» Required work
Images do not belong in the copy. Retype all the entries below exactly.

--- Start ---

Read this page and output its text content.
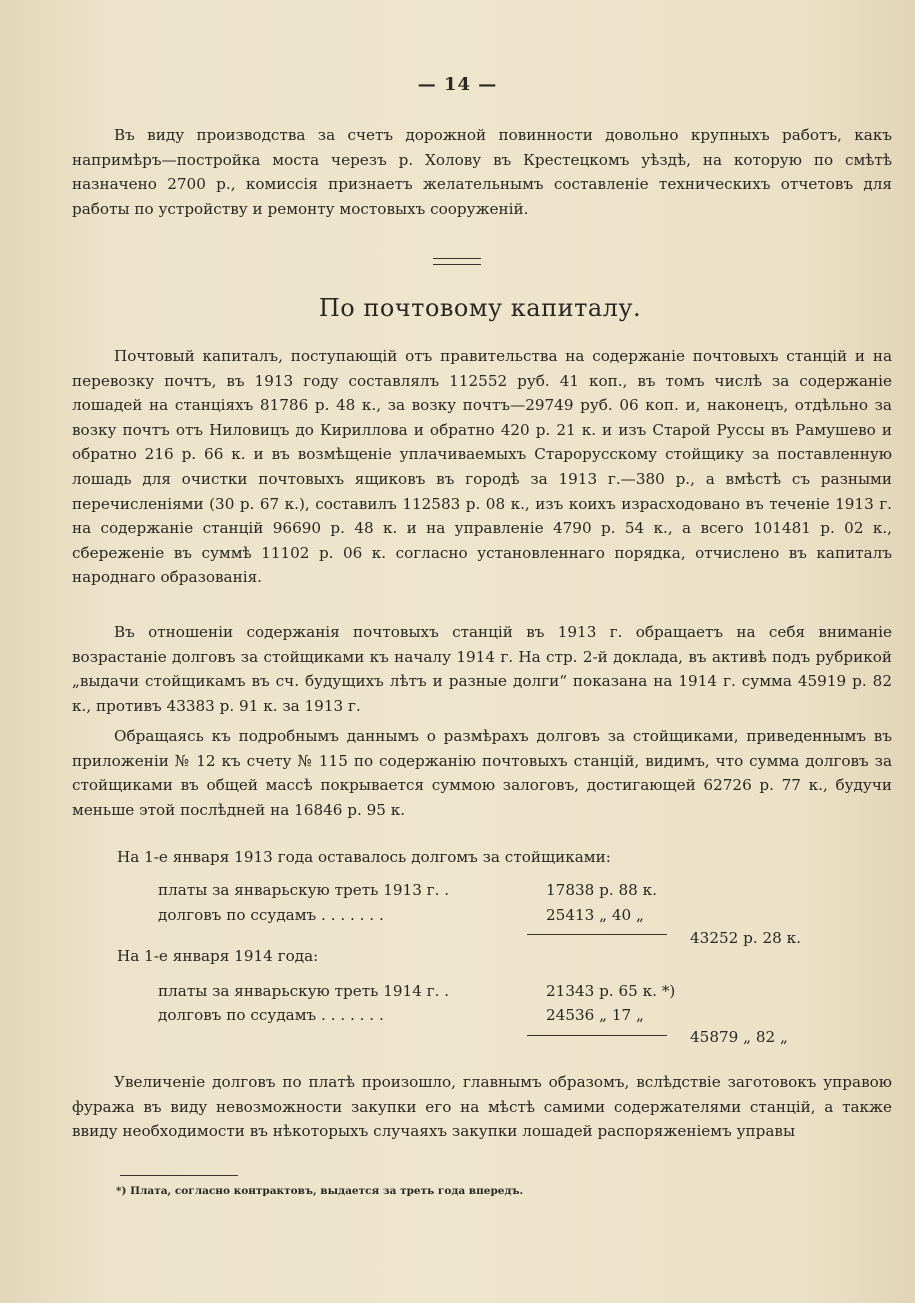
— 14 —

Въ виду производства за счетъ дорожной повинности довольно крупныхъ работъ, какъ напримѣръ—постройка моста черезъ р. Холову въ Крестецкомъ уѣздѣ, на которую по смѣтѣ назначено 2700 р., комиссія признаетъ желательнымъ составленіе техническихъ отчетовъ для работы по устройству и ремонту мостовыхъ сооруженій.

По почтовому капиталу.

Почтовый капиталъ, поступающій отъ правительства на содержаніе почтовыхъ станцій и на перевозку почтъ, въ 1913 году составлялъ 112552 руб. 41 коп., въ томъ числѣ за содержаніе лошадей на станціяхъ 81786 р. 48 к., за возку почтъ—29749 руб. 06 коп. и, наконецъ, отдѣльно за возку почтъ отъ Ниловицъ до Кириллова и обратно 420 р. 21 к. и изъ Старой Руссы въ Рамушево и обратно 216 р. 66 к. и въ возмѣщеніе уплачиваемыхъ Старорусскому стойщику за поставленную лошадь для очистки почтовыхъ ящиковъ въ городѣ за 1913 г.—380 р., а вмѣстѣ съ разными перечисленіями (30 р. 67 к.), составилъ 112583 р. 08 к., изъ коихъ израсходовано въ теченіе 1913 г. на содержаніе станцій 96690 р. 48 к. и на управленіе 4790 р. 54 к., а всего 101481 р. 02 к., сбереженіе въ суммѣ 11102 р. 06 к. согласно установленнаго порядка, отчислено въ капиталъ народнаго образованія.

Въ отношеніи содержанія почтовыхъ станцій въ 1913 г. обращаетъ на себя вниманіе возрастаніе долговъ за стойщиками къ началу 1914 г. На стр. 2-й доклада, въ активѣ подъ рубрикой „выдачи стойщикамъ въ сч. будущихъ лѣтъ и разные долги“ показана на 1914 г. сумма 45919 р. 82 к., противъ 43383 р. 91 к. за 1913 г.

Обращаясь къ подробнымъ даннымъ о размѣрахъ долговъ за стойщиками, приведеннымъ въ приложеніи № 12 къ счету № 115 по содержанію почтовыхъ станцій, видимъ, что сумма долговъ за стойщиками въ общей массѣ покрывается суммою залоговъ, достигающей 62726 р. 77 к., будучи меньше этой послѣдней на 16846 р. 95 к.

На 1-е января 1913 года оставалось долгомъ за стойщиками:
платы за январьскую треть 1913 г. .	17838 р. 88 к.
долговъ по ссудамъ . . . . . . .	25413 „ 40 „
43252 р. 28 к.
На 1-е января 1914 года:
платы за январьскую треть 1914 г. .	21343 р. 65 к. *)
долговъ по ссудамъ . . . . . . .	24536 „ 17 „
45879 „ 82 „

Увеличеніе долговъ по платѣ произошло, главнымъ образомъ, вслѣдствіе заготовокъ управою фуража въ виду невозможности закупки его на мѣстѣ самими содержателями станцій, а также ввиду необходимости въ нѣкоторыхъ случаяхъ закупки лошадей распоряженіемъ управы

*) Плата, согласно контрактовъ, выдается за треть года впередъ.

--- End ---

» Result
Read this page and output its text content.
— 14 —

Въ виду производства за счетъ дорожной повинности довольно крупныхъ работъ, какъ напримѣръ—постройка моста черезъ р. Холову въ Крестецкомъ уѣздѣ, на которую по смѣтѣ назначено 2700 р., комиссія признаетъ желательнымъ составленіе техническихъ отчетовъ для работы по устройству и ремонту мостовыхъ сооруженій.

По почтовому капиталу.

Почтовый капиталъ, поступающій отъ правительства на содержаніе почтовыхъ станцій и на перевозку почтъ, въ 1913 году составлялъ 112552 руб. 41 коп., въ томъ числѣ за содержаніе лошадей на станціяхъ 81786 р. 48 к., за возку почтъ—29749 руб. 06 коп. и, наконецъ, отдѣльно за возку почтъ отъ Ниловицъ до Кириллова и обратно 420 р. 21 к. и изъ Старой Руссы въ Рамушево и обратно 216 р. 66 к. и въ возмѣщеніе уплачиваемыхъ Старорусскому стойщику за поставленную лошадь для очистки почтовыхъ ящиковъ въ городѣ за 1913 г.—380 р., а вмѣстѣ съ разными перечисленіями (30 р. 67 к.), составилъ 112583 р. 08 к., изъ коихъ израсходовано въ теченіе 1913 г. на содержаніе станцій 96690 р. 48 к. и на управленіе 4790 р. 54 к., а всего 101481 р. 02 к., сбереженіе въ суммѣ 11102 р. 06 к. согласно установленнаго порядка, отчислено въ капиталъ народнаго образованія.

Въ отношеніи содержанія почтовыхъ станцій въ 1913 г. обращаетъ на себя вниманіе возрастаніе долговъ за стойщиками къ началу 1914 г. На стр. 2-й доклада, въ активѣ подъ рубрикой „выдачи стойщикамъ въ сч. будущихъ лѣтъ и разные долги“ показана на 1914 г. сумма 45919 р. 82 к., противъ 43383 р. 91 к. за 1913 г.

Обращаясь къ подробнымъ даннымъ о размѣрахъ долговъ за стойщиками, приведеннымъ въ приложеніи № 12 къ счету № 115 по содержанію почтовыхъ станцій, видимъ, что сумма долговъ за стойщиками въ общей массѣ покрывается суммою залоговъ, достигающей 62726 р. 77 к., будучи меньше этой послѣдней на 16846 р. 95 к.

На 1-е января 1913 года оставалось долгомъ за стойщиками:
платы за январьскую треть 1913 г. .	17838 р. 88 к.
долговъ по ссудамъ . . . . . . .	25413 „ 40 „
43252 р. 28 к.
На 1-е января 1914 года:
платы за январьскую треть 1914 г. .	21343 р. 65 к. *)
долговъ по ссудамъ . . . . . . .	24536 „ 17 „
45879 „ 82 „

Увеличеніе долговъ по платѣ произошло, главнымъ образомъ, вслѣдствіе заготовокъ управою фуража въ виду невозможности закупки его на мѣстѣ самими содержателями станцій, а также ввиду необходимости въ нѣкоторыхъ случаяхъ закупки лошадей распоряженіемъ управы

*) Плата, согласно контрактовъ, выдается за треть года впередъ.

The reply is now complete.